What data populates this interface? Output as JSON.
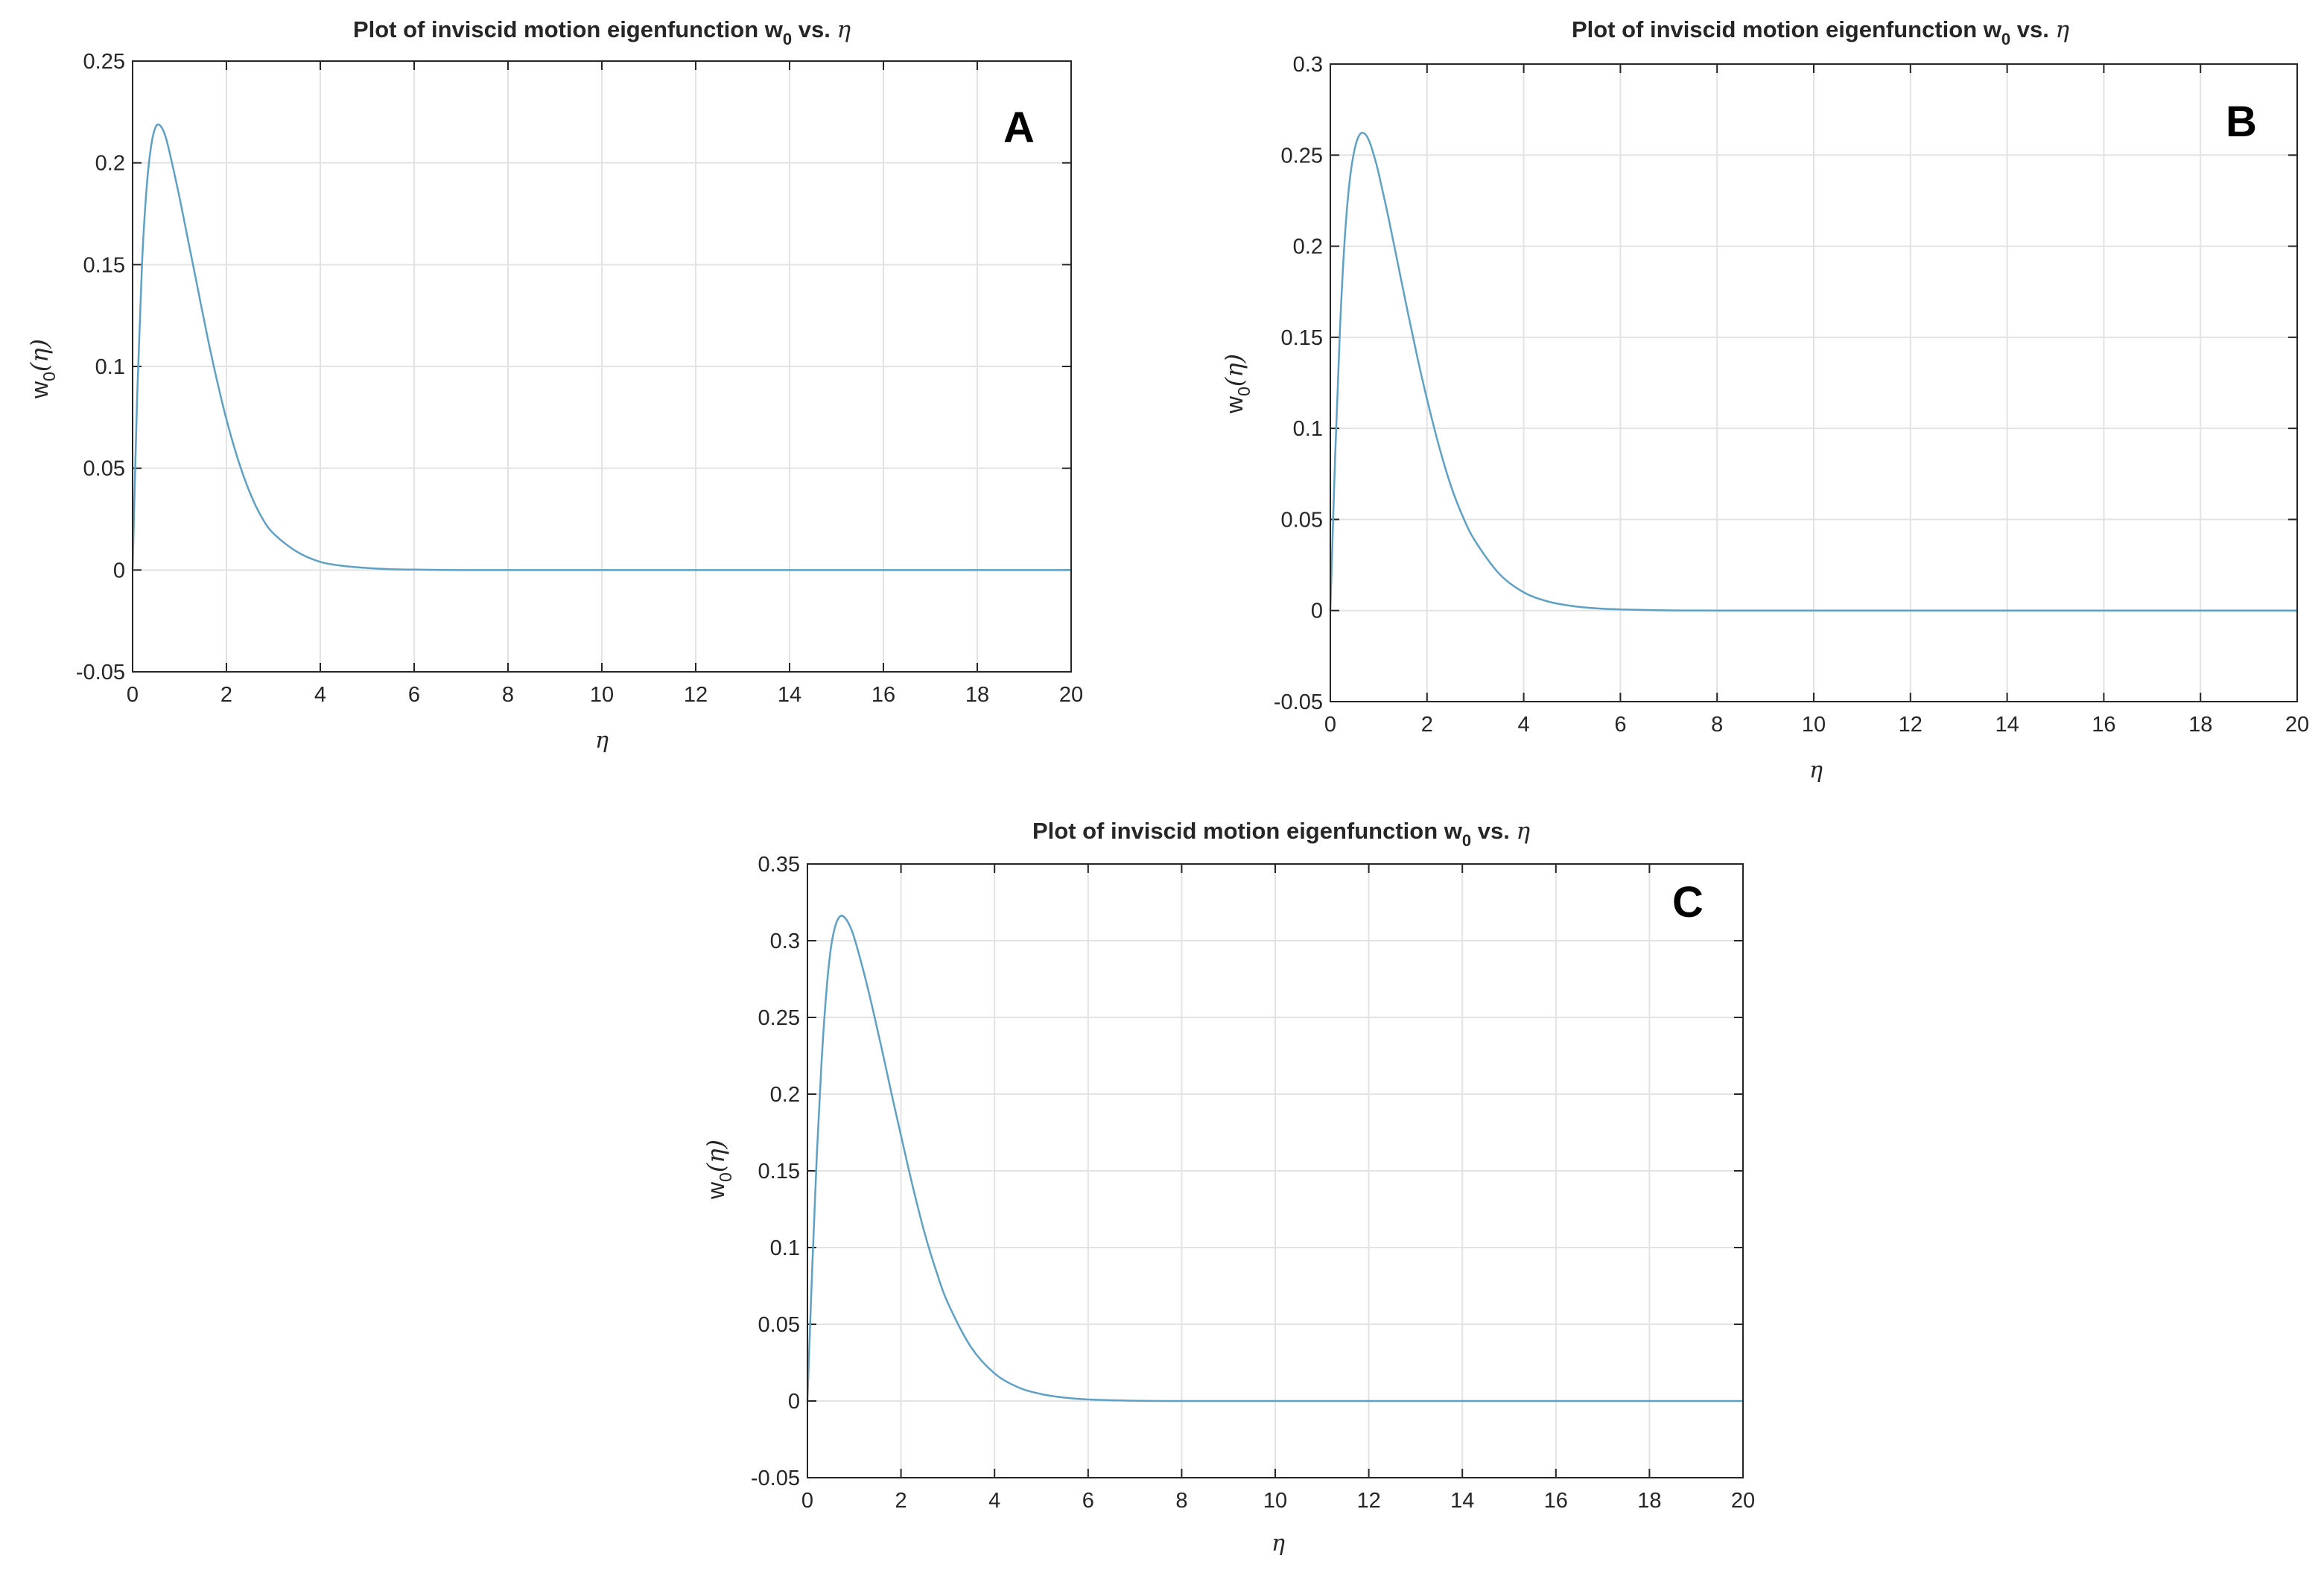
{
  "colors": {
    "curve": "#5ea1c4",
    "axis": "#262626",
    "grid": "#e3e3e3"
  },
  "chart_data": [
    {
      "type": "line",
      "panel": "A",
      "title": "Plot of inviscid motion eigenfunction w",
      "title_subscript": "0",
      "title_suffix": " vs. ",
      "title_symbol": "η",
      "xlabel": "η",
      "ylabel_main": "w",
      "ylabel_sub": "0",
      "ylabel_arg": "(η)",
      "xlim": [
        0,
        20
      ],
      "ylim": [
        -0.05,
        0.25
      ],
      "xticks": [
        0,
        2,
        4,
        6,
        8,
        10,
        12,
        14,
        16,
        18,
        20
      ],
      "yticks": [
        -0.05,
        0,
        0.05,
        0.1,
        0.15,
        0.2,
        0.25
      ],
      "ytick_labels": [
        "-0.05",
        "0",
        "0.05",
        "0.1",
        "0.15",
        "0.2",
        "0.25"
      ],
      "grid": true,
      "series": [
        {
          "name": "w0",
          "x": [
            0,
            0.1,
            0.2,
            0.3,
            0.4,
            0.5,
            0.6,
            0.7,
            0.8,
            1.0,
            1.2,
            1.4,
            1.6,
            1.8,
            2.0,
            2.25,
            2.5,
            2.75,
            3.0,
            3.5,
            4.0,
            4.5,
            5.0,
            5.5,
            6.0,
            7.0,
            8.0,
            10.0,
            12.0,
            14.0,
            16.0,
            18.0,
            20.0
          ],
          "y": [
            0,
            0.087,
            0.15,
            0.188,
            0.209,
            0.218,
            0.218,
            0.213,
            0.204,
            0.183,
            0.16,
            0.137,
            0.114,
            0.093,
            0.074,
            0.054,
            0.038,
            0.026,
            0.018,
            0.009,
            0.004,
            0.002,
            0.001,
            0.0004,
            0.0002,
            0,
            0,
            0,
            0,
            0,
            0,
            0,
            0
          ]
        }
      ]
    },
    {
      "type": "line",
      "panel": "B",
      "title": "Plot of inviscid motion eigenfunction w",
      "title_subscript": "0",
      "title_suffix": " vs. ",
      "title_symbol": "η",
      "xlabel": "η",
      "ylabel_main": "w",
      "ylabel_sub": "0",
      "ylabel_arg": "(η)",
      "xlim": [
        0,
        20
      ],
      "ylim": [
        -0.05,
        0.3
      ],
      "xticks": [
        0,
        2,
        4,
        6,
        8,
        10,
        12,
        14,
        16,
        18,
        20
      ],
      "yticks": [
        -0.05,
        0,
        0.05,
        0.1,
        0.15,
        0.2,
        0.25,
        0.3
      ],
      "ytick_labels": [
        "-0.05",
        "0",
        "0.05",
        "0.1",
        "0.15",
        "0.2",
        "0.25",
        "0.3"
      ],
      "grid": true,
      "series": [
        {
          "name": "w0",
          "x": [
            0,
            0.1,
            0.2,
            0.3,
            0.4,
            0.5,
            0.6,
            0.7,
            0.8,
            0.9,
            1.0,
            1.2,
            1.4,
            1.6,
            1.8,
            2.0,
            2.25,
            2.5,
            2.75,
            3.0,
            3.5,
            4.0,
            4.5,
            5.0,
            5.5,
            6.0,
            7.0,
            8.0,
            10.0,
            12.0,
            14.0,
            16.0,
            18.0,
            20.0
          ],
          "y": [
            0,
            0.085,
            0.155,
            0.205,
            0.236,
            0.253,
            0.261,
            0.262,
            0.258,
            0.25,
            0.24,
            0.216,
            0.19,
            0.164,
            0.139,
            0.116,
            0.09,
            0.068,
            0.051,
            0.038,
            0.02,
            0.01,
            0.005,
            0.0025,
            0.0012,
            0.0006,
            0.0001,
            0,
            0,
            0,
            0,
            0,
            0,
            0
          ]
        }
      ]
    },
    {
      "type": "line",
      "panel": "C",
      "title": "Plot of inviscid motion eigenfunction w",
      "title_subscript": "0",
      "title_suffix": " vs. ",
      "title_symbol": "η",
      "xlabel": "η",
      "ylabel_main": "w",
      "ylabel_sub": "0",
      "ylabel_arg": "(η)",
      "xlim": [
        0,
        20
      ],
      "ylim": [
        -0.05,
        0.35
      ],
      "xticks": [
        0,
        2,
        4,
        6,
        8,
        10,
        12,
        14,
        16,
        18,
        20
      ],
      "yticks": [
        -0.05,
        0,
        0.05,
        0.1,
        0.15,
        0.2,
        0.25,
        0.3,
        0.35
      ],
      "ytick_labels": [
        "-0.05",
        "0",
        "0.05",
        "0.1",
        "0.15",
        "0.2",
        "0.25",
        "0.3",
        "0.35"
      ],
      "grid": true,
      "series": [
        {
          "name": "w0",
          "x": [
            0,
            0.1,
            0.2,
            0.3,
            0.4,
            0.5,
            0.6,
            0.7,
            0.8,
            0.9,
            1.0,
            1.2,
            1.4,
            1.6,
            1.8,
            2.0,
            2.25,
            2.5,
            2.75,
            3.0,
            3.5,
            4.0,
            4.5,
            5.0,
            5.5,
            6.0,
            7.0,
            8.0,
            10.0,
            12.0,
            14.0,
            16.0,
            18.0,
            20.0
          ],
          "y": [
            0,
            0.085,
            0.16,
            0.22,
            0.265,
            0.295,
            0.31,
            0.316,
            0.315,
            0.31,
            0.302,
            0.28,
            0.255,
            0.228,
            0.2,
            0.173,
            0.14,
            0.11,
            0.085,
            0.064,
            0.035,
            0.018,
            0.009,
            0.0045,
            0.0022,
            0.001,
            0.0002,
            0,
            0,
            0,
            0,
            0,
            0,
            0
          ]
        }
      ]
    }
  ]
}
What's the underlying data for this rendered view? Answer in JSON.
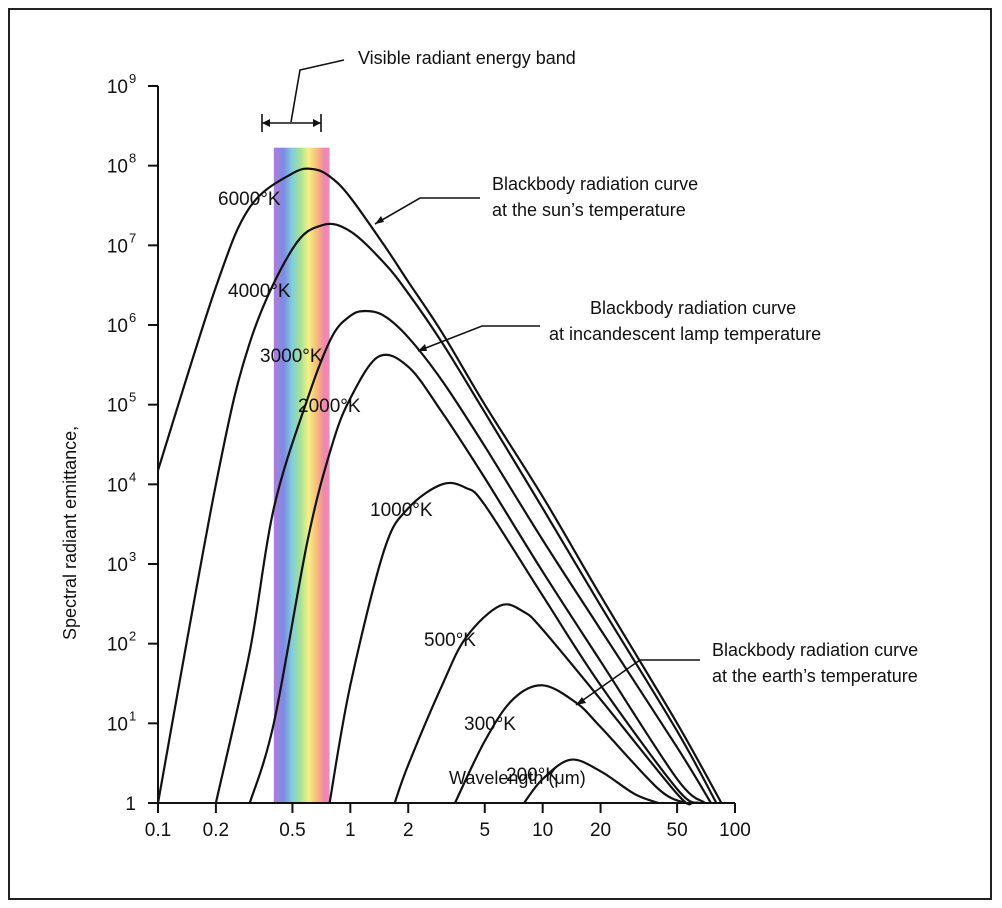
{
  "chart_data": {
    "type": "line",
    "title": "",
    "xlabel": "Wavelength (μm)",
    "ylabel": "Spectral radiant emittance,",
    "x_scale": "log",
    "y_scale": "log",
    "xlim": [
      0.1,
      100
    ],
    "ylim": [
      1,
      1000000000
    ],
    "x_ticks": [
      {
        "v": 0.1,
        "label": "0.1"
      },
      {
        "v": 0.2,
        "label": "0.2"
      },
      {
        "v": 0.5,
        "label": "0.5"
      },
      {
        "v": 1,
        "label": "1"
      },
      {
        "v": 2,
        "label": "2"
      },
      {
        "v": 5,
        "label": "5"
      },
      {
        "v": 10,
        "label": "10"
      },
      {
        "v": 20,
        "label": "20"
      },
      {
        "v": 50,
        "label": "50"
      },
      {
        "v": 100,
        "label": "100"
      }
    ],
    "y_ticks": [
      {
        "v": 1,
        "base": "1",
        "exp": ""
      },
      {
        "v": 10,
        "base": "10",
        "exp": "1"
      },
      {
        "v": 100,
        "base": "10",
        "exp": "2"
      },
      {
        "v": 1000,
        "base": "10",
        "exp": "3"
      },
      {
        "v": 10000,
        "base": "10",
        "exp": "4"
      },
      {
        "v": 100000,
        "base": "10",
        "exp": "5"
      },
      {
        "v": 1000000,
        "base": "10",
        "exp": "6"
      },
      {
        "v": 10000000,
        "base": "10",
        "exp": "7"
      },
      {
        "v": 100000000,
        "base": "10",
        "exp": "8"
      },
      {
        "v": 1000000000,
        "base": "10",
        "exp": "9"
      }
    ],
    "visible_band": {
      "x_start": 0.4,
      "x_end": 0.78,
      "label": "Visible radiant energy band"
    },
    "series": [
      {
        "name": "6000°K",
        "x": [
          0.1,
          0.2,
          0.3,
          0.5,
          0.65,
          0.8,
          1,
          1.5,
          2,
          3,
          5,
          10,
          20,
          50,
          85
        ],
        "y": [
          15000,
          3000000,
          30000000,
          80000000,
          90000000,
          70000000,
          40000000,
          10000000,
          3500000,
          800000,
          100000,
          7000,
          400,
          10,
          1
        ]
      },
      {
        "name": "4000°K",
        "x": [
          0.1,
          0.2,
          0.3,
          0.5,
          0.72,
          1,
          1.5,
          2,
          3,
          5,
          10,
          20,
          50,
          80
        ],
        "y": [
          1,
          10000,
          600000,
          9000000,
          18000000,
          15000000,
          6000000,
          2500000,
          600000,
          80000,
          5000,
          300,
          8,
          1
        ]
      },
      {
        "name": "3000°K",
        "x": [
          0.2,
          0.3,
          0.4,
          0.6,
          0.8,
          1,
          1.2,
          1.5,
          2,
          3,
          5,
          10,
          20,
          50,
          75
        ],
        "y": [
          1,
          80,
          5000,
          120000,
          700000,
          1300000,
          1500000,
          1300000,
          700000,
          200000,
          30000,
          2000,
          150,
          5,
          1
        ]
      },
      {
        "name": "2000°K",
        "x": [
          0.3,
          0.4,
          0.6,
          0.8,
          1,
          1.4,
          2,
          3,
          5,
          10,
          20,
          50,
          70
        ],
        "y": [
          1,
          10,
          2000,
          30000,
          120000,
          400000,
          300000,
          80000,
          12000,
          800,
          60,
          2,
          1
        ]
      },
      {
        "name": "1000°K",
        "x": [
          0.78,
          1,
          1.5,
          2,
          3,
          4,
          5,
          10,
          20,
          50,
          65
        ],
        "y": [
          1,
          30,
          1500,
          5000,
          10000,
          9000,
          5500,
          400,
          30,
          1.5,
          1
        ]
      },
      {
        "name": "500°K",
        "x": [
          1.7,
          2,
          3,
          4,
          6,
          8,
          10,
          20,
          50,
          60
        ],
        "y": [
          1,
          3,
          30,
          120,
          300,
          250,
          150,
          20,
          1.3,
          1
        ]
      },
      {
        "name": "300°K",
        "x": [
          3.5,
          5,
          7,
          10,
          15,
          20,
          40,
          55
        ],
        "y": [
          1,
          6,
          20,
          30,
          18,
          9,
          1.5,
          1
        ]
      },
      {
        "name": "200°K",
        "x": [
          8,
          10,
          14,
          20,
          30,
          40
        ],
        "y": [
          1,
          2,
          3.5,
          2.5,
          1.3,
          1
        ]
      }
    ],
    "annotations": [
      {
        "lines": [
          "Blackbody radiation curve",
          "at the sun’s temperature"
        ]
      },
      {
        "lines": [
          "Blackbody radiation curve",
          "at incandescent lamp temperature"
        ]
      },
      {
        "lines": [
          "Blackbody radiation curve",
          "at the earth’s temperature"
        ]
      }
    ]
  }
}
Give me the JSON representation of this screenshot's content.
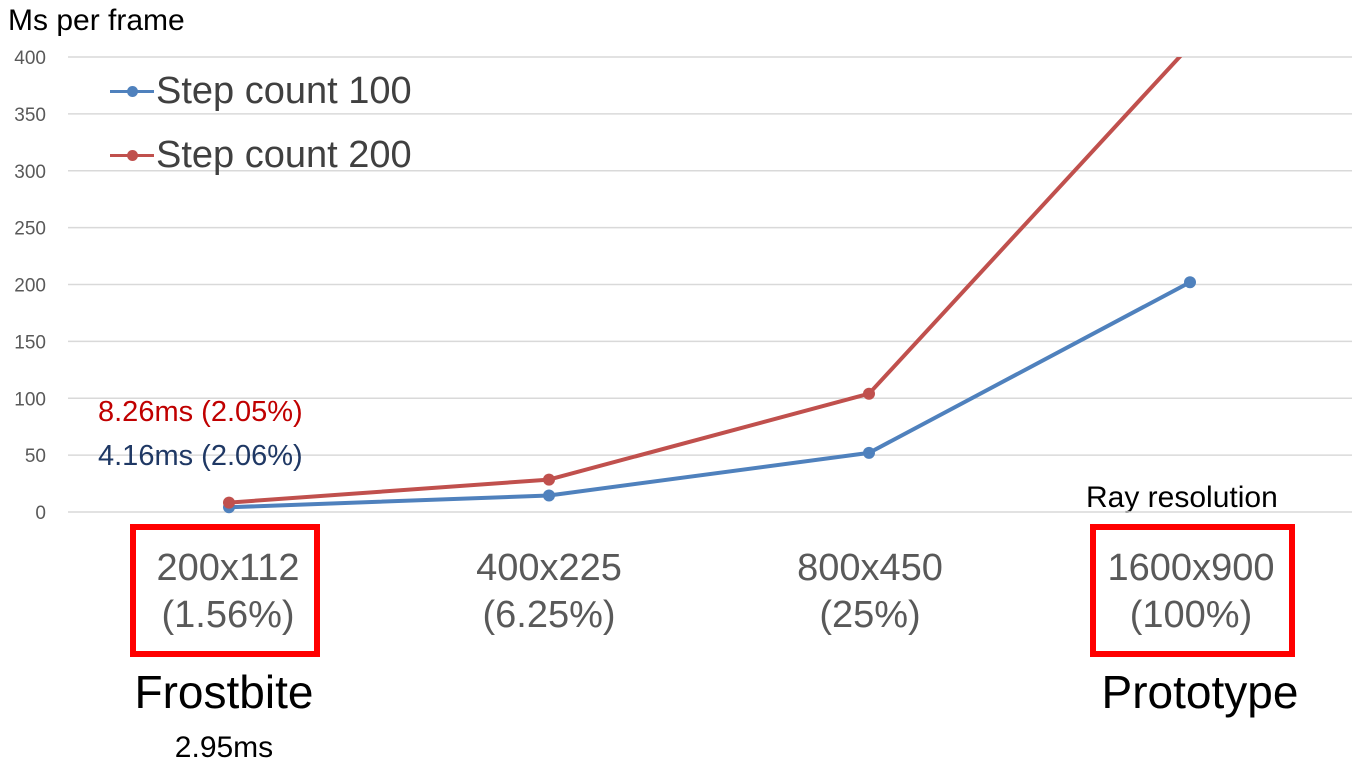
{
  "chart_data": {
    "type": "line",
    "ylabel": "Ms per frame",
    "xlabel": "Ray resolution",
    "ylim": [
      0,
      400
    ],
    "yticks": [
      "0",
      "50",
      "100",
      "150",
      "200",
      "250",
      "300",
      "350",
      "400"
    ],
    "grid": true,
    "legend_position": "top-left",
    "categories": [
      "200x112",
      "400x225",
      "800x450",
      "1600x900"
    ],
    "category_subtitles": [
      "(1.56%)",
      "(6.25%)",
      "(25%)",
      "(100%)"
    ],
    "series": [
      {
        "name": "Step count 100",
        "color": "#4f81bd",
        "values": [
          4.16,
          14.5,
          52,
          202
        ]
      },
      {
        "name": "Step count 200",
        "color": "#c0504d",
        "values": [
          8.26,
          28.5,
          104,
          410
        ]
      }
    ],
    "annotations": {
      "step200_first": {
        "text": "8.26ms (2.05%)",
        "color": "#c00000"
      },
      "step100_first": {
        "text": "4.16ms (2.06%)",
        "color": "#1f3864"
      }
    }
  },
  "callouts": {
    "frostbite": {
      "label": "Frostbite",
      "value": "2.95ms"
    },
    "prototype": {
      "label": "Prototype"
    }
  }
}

-=-=-

Say how many lines include the word "JSON"; reply with the number alone.

- _WORKED ANSWER_: 3